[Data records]
•••••
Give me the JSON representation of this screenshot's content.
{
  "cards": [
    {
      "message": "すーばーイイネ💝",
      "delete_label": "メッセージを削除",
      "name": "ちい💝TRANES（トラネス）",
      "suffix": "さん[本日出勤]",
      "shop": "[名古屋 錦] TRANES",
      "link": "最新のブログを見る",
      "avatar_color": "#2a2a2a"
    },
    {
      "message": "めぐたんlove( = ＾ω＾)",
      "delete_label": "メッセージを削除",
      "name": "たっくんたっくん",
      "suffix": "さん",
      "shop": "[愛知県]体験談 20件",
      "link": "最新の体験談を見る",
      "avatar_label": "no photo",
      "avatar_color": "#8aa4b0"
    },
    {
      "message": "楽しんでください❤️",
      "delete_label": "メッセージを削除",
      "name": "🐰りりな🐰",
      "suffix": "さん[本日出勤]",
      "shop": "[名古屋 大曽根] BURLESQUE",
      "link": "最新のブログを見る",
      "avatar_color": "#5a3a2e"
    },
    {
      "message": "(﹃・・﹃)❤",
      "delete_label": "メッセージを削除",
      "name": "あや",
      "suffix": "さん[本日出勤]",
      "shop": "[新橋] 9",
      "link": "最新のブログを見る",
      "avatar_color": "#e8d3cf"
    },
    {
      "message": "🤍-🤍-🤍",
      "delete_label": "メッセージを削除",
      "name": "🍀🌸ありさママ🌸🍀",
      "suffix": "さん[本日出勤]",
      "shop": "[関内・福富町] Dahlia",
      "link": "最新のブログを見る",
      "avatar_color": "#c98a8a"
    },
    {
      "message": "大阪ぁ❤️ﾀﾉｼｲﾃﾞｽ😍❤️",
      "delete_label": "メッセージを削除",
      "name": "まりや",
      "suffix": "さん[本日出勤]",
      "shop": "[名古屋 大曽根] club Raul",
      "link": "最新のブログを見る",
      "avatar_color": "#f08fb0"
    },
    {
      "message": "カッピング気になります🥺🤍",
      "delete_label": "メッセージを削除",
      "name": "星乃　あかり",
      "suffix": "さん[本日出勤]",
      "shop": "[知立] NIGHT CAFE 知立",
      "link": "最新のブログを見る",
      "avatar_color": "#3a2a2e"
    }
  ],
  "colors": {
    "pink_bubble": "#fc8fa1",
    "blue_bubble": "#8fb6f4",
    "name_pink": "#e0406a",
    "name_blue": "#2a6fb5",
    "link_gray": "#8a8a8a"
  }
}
•••••
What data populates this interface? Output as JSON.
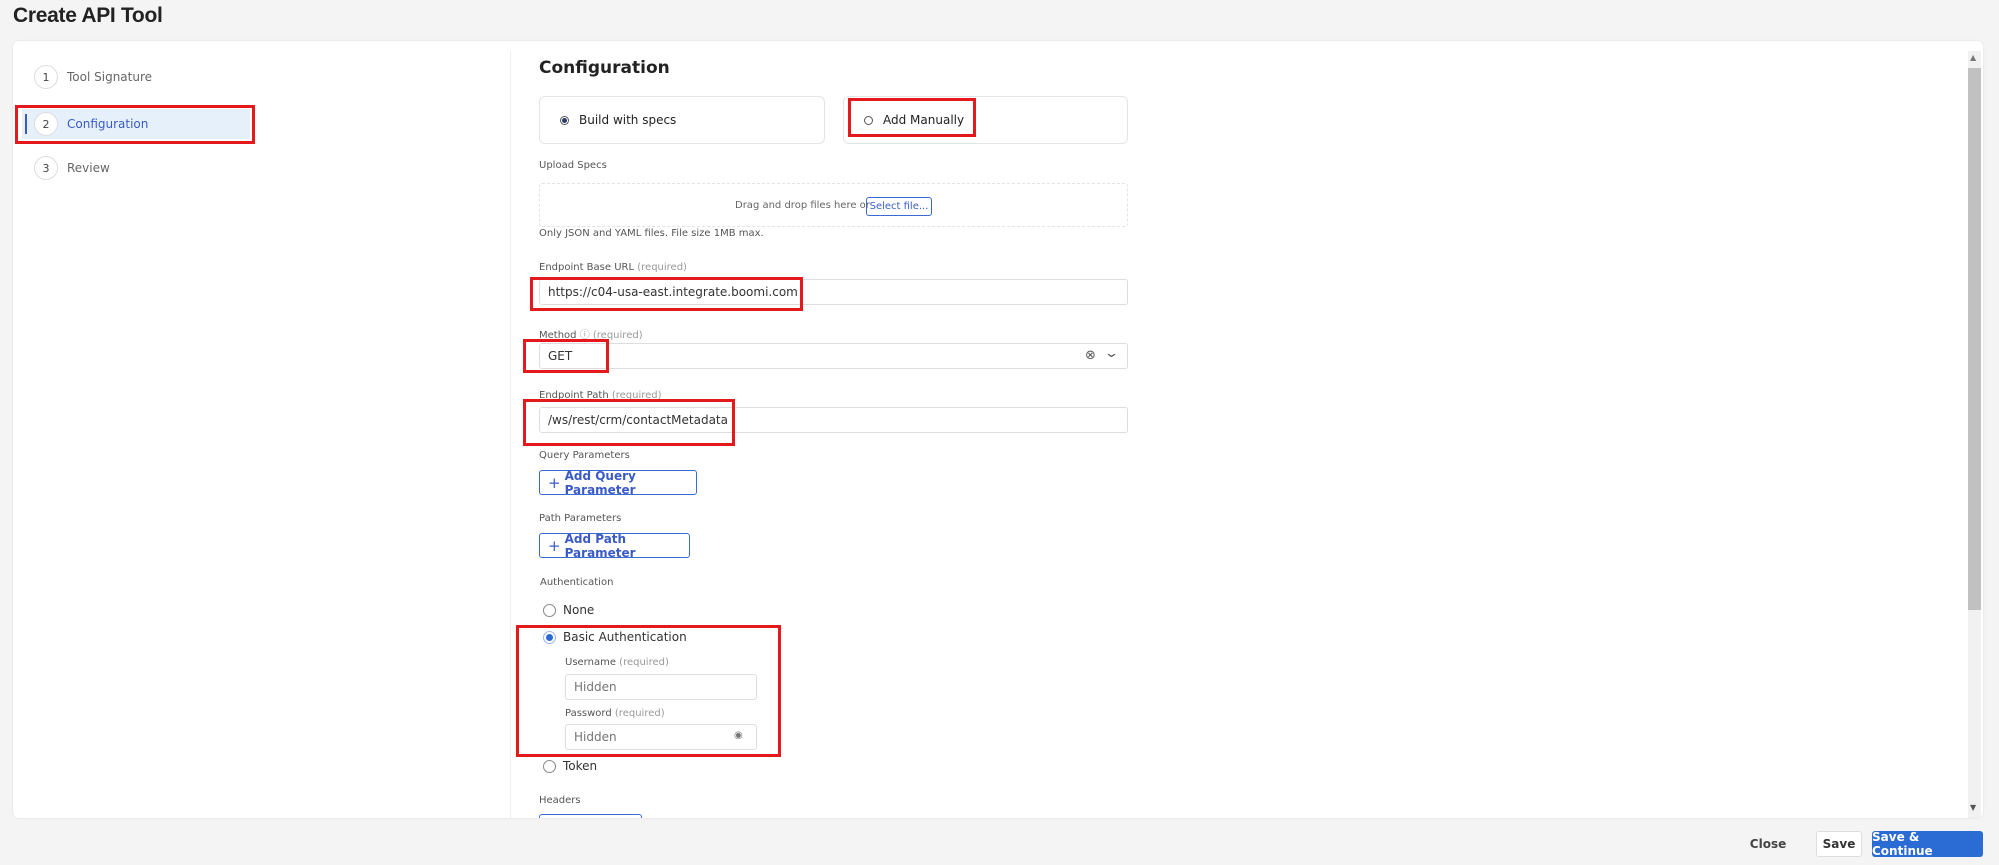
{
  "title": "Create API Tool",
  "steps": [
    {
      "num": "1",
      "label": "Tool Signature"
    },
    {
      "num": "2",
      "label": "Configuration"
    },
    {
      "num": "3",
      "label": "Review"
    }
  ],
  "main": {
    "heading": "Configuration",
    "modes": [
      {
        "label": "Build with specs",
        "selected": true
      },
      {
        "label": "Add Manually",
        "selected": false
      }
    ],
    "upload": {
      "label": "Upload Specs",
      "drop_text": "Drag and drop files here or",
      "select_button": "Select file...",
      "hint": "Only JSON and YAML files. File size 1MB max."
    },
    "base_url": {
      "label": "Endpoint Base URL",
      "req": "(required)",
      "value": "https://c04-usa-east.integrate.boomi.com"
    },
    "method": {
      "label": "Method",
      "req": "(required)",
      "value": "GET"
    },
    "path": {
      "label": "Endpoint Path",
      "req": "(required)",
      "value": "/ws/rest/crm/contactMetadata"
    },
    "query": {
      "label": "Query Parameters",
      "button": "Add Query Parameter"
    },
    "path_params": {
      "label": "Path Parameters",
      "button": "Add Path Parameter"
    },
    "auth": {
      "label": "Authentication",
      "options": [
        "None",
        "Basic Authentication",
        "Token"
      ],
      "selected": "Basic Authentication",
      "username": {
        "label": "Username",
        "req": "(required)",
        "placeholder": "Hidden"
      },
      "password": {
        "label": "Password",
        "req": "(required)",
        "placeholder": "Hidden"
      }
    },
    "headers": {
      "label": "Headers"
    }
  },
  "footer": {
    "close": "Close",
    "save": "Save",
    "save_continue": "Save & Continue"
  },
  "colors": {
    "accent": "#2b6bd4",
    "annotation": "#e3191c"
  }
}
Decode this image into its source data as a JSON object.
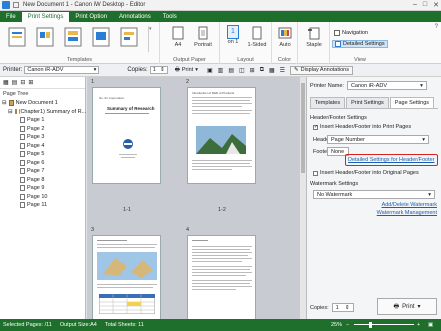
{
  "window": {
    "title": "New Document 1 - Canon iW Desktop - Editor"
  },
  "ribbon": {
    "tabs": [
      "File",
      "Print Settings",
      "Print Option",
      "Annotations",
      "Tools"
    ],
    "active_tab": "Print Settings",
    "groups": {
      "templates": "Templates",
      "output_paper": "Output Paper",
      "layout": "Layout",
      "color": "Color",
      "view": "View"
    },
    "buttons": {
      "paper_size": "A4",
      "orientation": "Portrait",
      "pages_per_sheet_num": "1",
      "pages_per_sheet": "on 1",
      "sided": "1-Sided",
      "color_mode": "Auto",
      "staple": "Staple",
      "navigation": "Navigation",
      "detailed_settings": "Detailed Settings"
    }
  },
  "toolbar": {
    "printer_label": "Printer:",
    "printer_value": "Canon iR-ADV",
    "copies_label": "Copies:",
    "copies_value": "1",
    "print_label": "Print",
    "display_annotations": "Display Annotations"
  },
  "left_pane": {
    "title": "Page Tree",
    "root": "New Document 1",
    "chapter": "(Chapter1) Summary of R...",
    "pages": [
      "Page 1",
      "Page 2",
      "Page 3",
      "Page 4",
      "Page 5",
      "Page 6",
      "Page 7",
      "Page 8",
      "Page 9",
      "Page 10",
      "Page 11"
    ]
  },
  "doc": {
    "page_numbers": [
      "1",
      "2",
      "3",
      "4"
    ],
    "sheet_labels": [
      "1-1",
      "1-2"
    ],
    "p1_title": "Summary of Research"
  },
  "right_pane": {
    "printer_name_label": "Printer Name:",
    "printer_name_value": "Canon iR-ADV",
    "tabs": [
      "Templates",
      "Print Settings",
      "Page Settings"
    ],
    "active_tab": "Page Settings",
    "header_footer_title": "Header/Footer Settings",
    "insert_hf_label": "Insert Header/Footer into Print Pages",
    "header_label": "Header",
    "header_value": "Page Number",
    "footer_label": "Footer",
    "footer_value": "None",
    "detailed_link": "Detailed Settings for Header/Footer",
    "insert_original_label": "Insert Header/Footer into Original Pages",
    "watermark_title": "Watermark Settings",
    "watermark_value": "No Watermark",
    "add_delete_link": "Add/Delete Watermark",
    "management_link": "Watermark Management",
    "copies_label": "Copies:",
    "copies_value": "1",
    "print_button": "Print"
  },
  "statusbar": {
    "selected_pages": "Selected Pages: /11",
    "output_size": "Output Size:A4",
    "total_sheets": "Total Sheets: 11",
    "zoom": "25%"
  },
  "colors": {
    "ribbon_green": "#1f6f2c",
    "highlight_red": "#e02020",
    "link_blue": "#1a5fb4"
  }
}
•••••
WRITTEN INSTRUCTION. From the entries above, copy every line that holds the word "files".

PROBLEM SOLUTION.
      "drop_text": "Drag and drop files here or",
      "hint": "Only JSON and YAML files. File size 1MB max."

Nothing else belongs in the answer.